> _TEXT PROVIDED_
In an Industry Known for Long Timeframes, Working with the “Instant Gratification” Economy

When Americans are increasingly growing accustomed to ordering paper towels on Amazon Prime instead of going to Costco and summoning Uber rides on their phones rather than hailing cabs, on-demand services and instant gratification are quickly becoming the new normal.

When Americans are increasingly growing accustomed to ordering paper towels on Amazon Prime instead of going to Costco and summoning Uber rides on their phones rather than hailing cabs, on-demand services and instant gratification are quickly becoming the new normal. As panelists at ULI’s Spring Meeting in Philadelphia agreed, the magnitude of that cultural shift is certain to cause big changes in the real estate industry—from what developers build to how transactions are conducted.

The instant-gratification, on-demand society could alter downtowns and reduce or even eliminate the need for certain types of commercial buildings, such as big-box stores. But it also is creating markets for new types of services, such as Ten-X, an online platform that since 2007 has facilitated sales of more than 200,000 residential and commercial properties with a value of $35 billion.

“There’s an attitude that time kills deals, so we think speed can make deals,” explained Kyle Ladewig, senior manager for Ten-X’s commercial division. To that end, he said, Ten-X, formerly Auction.com, tries to minimize transaction time and allow users to monitor the process in real time, with features such as an online dashboard where they can see who is coming into their properties.

“We’re out to shorten the time that buyers and sellers have to go back and forth and increase deal flow,” Ladewig said. In traditional real estate practice, a broker might need three months to get a legitimate offer and up to six months to close a deal. With Ten-X’s online auctions, in contrast, a property typically is live on the site for just 45 days, and a deal usually closes 30 days after that.

> _RECORDS SUPPLIED_
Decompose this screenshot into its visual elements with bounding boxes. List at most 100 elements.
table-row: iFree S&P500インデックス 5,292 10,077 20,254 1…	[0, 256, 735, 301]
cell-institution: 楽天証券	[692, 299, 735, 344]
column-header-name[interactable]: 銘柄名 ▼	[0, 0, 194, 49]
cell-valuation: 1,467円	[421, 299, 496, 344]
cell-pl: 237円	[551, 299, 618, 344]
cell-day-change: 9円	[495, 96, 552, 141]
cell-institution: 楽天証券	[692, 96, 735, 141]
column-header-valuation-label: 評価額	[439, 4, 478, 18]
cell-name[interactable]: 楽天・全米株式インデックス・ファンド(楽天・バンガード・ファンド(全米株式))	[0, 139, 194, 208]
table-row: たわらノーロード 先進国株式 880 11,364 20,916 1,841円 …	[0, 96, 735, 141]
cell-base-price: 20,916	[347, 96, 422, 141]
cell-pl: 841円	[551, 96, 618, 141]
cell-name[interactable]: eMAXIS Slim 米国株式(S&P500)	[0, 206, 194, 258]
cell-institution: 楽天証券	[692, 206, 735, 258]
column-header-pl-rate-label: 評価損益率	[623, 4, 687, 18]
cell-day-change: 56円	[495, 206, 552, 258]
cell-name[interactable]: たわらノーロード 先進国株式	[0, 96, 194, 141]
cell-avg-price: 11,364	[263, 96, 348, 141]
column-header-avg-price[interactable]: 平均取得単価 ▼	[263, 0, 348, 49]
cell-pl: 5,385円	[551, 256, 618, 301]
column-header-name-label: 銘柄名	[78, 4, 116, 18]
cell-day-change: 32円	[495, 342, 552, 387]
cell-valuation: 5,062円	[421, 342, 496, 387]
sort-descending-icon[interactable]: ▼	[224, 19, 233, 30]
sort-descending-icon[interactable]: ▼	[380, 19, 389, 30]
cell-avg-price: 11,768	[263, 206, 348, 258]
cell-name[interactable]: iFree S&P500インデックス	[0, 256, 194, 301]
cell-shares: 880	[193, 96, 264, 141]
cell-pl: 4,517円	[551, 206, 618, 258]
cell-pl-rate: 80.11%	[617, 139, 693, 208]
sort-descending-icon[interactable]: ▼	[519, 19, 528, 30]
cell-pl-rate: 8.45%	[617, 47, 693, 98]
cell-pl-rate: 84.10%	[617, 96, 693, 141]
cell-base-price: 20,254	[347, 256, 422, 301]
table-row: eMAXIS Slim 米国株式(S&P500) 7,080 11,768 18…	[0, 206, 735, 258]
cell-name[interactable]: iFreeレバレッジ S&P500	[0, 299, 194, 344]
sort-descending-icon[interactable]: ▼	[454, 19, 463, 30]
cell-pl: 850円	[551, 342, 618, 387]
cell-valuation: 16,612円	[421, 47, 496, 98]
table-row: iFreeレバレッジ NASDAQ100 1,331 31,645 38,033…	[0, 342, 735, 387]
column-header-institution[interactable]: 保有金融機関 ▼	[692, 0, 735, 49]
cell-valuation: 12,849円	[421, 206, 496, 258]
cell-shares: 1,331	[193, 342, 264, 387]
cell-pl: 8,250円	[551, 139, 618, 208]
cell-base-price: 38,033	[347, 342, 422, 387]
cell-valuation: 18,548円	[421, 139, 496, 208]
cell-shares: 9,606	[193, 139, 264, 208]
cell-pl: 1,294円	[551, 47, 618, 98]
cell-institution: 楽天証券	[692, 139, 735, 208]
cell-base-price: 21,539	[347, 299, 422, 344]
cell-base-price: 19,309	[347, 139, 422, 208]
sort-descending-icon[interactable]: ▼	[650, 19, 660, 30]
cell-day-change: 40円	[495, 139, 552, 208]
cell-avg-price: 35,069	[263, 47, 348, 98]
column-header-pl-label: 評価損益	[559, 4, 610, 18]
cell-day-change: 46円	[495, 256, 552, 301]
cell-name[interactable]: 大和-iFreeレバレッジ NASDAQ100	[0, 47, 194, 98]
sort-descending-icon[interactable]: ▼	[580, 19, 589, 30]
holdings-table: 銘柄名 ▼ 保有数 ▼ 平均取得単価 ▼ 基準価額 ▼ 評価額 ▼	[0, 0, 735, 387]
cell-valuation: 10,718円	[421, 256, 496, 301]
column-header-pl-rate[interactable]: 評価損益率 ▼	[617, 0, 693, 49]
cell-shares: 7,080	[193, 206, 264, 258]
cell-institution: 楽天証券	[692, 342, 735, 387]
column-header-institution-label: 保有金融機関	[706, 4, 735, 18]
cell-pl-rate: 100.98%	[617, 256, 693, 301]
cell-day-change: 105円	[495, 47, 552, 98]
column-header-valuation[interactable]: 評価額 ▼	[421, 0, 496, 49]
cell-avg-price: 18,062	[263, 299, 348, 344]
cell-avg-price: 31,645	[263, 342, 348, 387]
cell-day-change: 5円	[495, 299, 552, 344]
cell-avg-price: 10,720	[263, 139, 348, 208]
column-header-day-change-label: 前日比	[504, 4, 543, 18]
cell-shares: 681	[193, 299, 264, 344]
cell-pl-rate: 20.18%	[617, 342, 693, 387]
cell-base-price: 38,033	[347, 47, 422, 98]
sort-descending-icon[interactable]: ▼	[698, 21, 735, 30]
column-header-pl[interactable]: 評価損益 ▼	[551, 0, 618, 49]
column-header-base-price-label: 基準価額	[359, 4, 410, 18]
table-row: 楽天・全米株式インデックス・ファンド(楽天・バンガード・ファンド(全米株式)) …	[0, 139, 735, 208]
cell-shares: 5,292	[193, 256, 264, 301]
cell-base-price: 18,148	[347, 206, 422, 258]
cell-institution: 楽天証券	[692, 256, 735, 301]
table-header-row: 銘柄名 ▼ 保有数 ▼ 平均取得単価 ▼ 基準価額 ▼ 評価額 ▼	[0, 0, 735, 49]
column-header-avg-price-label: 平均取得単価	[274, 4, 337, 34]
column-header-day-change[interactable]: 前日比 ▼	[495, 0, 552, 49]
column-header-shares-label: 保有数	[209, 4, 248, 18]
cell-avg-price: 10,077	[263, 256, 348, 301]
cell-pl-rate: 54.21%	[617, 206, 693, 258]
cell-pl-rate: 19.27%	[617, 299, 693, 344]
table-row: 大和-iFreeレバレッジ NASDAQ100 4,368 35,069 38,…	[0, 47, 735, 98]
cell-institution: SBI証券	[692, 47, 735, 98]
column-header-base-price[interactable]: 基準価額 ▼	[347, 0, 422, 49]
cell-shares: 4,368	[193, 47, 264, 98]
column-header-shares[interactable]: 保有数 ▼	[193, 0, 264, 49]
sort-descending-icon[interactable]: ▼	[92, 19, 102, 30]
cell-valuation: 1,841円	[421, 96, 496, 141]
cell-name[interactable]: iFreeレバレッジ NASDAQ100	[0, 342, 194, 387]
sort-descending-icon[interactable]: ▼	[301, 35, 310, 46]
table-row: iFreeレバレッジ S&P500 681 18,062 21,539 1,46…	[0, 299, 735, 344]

> _EXERCISE INSTRUCTIONS_
Answer these questions from the article on real estate and the on-demand economy:
(a) What was Ten-X formerly called?
(b) Since 2007, Ten-X has facilitated sales of how many properties, and with what total value?
(c) How long is a property typically live on Ten-X's site before the auction ends?
The rows are separate material and have no connection to the article on real estate and the on-demand economy.

> _SOLUTION FOR THIS EXERCISE_
(a) Auction.com
(b) More than 200,000 residential and commercial properties, with a value of $35 billion
(c) 45 days